→ **What is required**
Repeat the entire listing exactly.

→ **Provided information**
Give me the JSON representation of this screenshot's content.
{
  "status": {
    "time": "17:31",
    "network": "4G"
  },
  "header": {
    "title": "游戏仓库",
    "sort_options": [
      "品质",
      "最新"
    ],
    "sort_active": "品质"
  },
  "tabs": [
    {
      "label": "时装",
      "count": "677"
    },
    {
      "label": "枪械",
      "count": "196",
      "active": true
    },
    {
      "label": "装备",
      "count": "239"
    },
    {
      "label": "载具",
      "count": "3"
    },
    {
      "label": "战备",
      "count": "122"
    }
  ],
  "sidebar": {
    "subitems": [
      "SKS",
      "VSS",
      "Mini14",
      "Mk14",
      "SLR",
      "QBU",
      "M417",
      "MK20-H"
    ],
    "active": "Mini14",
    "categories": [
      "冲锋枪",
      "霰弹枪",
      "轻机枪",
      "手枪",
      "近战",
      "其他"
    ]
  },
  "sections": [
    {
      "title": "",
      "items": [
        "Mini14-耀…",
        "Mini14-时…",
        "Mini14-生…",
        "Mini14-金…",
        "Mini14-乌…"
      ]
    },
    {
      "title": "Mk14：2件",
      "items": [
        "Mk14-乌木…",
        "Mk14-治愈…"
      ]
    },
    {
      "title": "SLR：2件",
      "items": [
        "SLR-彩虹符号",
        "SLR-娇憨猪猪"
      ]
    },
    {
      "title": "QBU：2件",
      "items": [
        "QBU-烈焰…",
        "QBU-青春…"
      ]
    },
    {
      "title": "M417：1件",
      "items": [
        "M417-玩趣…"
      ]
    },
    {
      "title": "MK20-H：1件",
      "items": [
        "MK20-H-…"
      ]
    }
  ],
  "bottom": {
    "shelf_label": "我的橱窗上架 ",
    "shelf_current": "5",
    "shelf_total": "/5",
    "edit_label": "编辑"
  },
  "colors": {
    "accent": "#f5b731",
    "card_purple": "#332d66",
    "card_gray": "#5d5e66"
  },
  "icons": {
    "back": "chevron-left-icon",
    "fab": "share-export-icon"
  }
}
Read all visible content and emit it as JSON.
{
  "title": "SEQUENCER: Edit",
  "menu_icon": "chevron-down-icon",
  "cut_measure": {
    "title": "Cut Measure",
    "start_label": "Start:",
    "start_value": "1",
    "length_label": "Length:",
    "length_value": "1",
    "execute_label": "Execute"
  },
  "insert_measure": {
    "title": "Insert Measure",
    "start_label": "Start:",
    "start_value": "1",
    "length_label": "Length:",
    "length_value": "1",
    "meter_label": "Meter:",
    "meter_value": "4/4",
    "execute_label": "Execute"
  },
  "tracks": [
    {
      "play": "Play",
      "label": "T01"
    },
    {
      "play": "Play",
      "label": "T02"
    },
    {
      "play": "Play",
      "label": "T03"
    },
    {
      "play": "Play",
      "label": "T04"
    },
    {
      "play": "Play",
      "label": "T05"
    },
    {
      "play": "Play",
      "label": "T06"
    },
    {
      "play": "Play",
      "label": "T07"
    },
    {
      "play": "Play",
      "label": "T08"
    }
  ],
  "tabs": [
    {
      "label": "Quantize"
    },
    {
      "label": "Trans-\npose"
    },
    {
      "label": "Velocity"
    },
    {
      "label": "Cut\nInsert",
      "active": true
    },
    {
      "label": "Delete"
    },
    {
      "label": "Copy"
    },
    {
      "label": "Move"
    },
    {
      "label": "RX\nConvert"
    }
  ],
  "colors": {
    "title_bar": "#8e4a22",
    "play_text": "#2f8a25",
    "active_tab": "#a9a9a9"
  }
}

→ **Expected answer**
Give me the JSON representation of this screenshot's content.
{
  "status": {
    "time": "17:31",
    "network": "4G"
  },
  "header": {
    "title": "游戏仓库",
    "sort_options": [
      "品质",
      "最新"
    ],
    "sort_active": "品质"
  },
  "tabs": [
    {
      "label": "时装",
      "count": "677"
    },
    {
      "label": "枪械",
      "count": "196",
      "active": true
    },
    {
      "label": "装备",
      "count": "239"
    },
    {
      "label": "载具",
      "count": "3"
    },
    {
      "label": "战备",
      "count": "122"
    }
  ],
  "sidebar": {
    "subitems": [
      "SKS",
      "VSS",
      "Mini14",
      "Mk14",
      "SLR",
      "QBU",
      "M417",
      "MK20-H"
    ],
    "active": "Mini14",
    "categories": [
      "冲锋枪",
      "霰弹枪",
      "轻机枪",
      "手枪",
      "近战",
      "其他"
    ]
  },
  "sections": [
    {
      "title": "",
      "items": [
        "Mini14-耀…",
        "Mini14-时…",
        "Mini14-生…",
        "Mini14-金…",
        "Mini14-乌…"
      ]
    },
    {
      "title": "Mk14：2件",
      "items": [
        "Mk14-乌木…",
        "Mk14-治愈…"
      ]
    },
    {
      "title": "SLR：2件",
      "items": [
        "SLR-彩虹符号",
        "SLR-娇憨猪猪"
      ]
    },
    {
      "title": "QBU：2件",
      "items": [
        "QBU-烈焰…",
        "QBU-青春…"
      ]
    },
    {
      "title": "M417：1件",
      "items": [
        "M417-玩趣…"
      ]
    },
    {
      "title": "MK20-H：1件",
      "items": [
        "MK20-H-…"
      ]
    }
  ],
  "bottom": {
    "shelf_label": "我的橱窗上架 ",
    "shelf_current": "5",
    "shelf_total": "/5",
    "edit_label": "编辑"
  },
  "colors": {
    "accent": "#f5b731",
    "card_purple": "#332d66",
    "card_gray": "#5d5e66"
  },
  "icons": {
    "back": "chevron-left-icon",
    "fab": "share-export-icon"
  }
}
Read all visible content and emit it as JSON.
{
  "title": "SEQUENCER: Edit",
  "menu_icon": "chevron-down-icon",
  "cut_measure": {
    "title": "Cut Measure",
    "start_label": "Start:",
    "start_value": "1",
    "length_label": "Length:",
    "length_value": "1",
    "execute_label": "Execute"
  },
  "insert_measure": {
    "title": "Insert Measure",
    "start_label": "Start:",
    "start_value": "1",
    "length_label": "Length:",
    "length_value": "1",
    "meter_label": "Meter:",
    "meter_value": "4/4",
    "execute_label": "Execute"
  },
  "tracks": [
    {
      "play": "Play",
      "label": "T01"
    },
    {
      "play": "Play",
      "label": "T02"
    },
    {
      "play": "Play",
      "label": "T03"
    },
    {
      "play": "Play",
      "label": "T04"
    },
    {
      "play": "Play",
      "label": "T05"
    },
    {
      "play": "Play",
      "label": "T06"
    },
    {
      "play": "Play",
      "label": "T07"
    },
    {
      "play": "Play",
      "label": "T08"
    }
  ],
  "tabs": [
    {
      "label": "Quantize"
    },
    {
      "label": "Trans-\npose"
    },
    {
      "label": "Velocity"
    },
    {
      "label": "Cut\nInsert",
      "active": true
    },
    {
      "label": "Delete"
    },
    {
      "label": "Copy"
    },
    {
      "label": "Move"
    },
    {
      "label": "RX\nConvert"
    }
  ],
  "colors": {
    "title_bar": "#8e4a22",
    "play_text": "#2f8a25",
    "active_tab": "#a9a9a9"
  }
}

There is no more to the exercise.